Direction => Take each line containing the word "image" and copy it.

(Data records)
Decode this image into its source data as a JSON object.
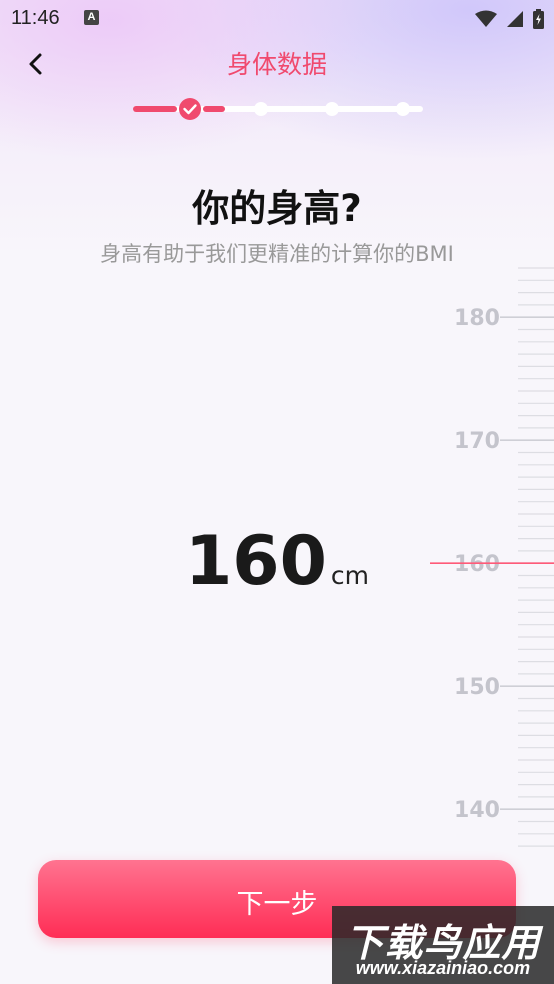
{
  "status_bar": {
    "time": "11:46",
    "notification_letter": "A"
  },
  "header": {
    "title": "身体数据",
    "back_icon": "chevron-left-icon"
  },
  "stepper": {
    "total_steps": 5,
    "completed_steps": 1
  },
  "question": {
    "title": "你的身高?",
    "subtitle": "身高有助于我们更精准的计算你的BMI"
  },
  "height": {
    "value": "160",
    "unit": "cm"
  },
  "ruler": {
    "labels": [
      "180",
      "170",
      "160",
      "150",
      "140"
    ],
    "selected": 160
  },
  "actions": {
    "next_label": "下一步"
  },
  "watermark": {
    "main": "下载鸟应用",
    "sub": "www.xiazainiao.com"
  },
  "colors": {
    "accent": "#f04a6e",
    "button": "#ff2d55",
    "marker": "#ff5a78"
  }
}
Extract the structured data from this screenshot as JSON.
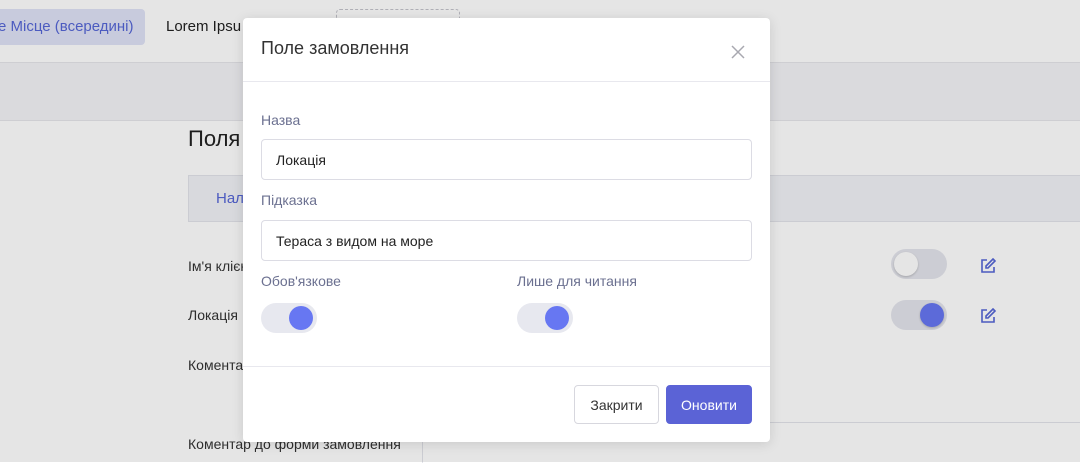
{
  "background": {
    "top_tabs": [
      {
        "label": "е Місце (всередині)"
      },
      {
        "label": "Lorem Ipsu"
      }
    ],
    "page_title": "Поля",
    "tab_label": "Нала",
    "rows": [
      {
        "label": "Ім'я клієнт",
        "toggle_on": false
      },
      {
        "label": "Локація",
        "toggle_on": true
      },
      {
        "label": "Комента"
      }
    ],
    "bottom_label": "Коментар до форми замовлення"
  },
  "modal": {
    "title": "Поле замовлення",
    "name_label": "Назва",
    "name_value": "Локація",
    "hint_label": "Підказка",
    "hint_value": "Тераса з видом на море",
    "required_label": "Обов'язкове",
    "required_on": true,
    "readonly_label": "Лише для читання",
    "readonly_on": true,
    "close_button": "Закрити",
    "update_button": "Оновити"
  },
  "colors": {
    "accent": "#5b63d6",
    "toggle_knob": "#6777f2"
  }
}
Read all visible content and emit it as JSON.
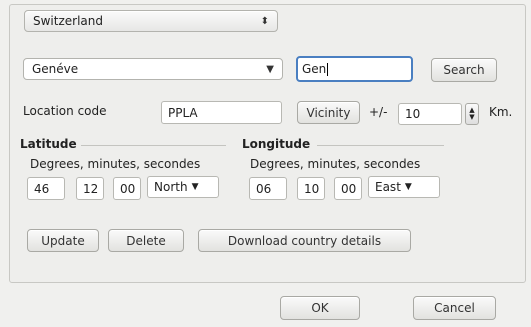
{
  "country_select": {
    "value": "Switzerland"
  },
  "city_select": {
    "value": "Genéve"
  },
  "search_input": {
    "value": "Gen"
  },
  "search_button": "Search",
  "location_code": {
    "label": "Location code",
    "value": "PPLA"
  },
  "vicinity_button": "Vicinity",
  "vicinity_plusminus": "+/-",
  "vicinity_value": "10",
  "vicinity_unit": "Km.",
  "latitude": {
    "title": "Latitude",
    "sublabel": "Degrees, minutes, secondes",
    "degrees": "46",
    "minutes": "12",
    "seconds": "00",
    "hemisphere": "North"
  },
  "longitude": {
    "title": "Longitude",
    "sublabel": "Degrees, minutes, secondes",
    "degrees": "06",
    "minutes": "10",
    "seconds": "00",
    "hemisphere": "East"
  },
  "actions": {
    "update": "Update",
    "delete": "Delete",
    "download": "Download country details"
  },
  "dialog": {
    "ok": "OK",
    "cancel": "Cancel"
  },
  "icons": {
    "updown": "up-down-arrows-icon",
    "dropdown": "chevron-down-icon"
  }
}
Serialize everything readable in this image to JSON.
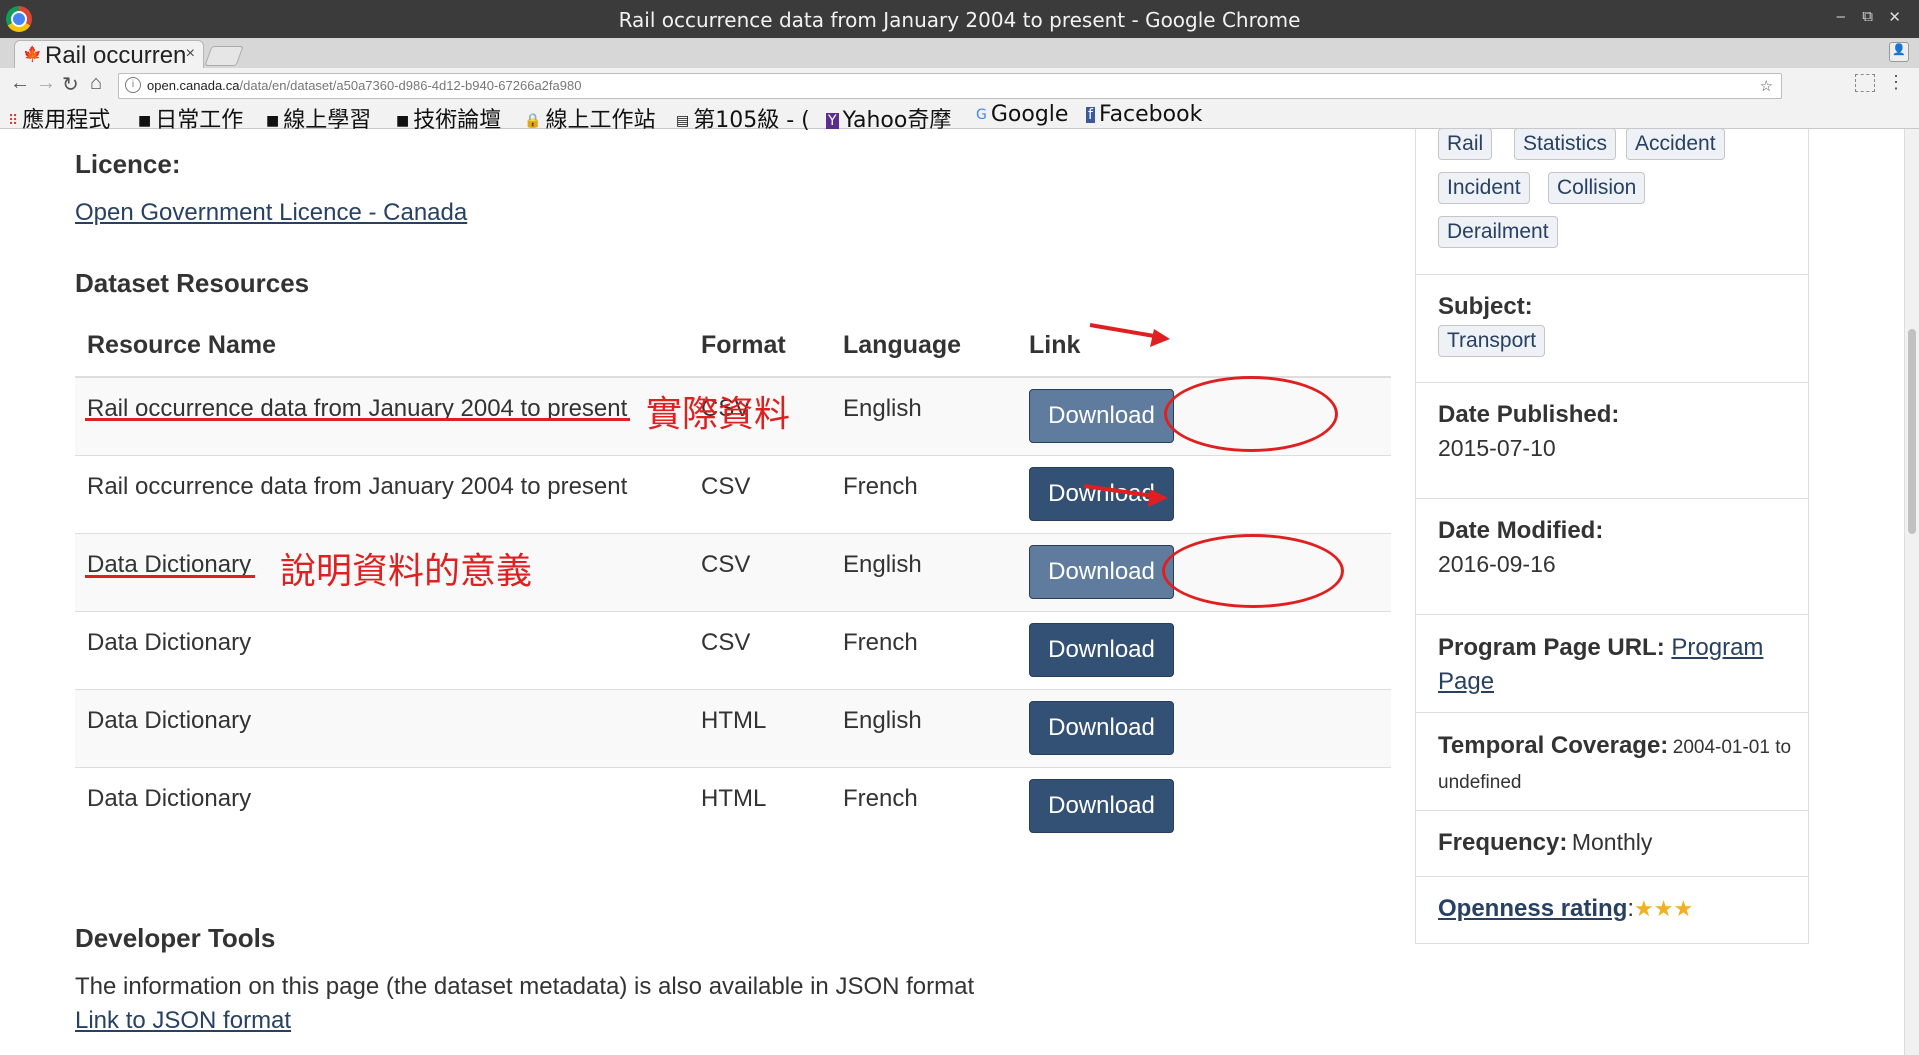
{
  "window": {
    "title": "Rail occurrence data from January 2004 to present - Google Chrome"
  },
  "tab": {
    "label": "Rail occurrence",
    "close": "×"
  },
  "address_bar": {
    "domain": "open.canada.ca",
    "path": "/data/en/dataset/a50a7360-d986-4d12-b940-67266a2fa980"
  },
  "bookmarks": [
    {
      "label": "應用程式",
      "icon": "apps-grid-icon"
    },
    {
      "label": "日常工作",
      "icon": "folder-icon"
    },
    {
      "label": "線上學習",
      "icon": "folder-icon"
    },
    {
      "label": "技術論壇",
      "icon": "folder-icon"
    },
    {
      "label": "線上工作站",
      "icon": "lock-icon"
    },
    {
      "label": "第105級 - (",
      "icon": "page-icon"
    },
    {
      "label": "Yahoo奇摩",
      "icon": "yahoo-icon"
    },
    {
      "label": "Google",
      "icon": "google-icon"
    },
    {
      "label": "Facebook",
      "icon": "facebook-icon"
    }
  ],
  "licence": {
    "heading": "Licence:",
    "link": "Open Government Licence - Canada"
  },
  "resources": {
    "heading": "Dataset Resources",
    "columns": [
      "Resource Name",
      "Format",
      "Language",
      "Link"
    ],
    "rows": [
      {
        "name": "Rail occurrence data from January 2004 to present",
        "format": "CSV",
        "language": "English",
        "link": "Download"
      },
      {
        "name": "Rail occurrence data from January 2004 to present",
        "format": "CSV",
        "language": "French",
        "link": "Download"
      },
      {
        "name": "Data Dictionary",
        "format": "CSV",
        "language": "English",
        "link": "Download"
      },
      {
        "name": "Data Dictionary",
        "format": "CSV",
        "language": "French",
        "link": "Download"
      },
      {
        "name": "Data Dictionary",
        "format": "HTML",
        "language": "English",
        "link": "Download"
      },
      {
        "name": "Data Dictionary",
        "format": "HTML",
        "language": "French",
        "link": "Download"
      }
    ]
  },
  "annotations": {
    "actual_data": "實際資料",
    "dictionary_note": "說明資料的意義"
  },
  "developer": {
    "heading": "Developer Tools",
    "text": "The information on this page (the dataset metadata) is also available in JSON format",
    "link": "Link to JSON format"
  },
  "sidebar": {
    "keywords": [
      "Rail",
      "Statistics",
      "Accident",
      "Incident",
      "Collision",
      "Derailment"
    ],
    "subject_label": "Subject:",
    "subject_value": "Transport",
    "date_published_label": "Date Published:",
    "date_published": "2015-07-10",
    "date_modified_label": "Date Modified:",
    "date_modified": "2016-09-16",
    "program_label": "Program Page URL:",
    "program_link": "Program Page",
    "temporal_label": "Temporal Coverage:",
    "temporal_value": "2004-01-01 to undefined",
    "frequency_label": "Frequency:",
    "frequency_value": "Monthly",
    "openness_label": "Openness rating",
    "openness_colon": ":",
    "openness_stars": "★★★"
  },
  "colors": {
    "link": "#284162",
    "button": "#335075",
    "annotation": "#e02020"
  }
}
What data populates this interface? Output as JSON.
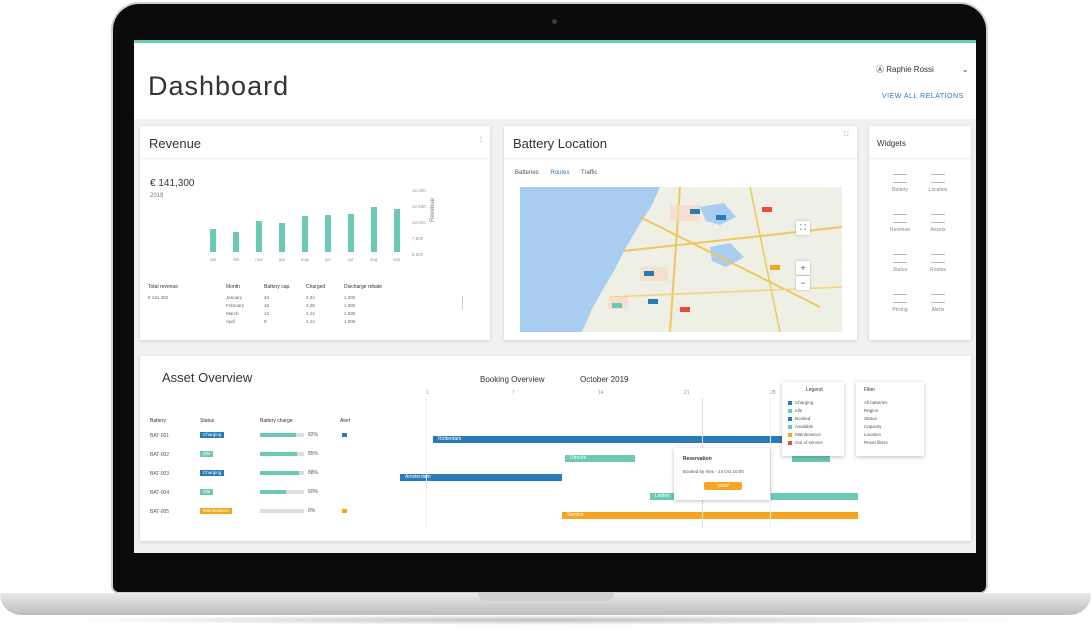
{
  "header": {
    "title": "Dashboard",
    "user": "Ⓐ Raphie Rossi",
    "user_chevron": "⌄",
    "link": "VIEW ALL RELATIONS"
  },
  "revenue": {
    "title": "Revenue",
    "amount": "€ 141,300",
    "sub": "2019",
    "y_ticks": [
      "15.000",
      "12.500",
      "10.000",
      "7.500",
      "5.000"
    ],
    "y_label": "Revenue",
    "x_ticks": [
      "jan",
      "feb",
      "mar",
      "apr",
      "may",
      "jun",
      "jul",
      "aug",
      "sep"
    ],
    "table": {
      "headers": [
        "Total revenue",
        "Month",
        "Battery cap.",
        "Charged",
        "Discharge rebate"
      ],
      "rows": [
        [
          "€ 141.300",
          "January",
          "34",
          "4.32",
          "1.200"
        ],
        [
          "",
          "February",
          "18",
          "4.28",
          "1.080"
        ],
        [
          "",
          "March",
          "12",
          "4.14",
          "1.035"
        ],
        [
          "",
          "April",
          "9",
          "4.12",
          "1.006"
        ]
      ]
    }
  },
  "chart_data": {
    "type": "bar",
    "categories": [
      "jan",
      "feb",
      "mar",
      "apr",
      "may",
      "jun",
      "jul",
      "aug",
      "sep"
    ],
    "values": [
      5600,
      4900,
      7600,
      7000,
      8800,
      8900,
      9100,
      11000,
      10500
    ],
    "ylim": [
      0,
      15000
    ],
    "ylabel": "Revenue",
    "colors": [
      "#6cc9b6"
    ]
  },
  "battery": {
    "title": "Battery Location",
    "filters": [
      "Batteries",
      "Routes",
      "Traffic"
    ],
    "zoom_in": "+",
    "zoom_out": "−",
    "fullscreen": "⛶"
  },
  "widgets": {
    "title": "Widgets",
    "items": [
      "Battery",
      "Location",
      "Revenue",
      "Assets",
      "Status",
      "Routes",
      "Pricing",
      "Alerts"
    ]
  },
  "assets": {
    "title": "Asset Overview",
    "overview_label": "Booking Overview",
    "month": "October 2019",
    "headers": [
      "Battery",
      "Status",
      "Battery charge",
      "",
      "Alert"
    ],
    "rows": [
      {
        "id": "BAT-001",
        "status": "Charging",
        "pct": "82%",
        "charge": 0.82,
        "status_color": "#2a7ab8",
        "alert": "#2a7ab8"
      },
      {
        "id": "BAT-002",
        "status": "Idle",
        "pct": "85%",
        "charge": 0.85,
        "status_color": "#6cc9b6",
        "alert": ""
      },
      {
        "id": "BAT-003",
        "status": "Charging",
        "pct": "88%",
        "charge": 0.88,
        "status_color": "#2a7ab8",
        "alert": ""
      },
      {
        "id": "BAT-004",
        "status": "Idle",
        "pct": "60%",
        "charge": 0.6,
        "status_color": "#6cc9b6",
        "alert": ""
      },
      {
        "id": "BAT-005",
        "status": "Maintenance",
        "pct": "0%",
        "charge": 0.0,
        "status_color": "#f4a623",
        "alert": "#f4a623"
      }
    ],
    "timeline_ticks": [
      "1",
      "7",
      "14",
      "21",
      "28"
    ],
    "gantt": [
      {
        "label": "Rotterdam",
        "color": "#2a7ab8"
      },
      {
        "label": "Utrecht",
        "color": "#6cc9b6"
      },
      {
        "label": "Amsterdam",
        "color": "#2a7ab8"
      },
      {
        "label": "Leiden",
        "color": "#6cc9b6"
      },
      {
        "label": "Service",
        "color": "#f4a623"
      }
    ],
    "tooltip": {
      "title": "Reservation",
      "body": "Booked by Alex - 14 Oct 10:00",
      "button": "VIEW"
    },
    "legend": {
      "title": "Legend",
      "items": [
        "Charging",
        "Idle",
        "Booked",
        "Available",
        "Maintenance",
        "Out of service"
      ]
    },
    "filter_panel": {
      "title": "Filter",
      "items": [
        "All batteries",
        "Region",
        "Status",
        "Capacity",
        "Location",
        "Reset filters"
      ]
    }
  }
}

Written solution =>
Decode this image into its source data as a JSON object.
Serialize everything readable in this image to JSON.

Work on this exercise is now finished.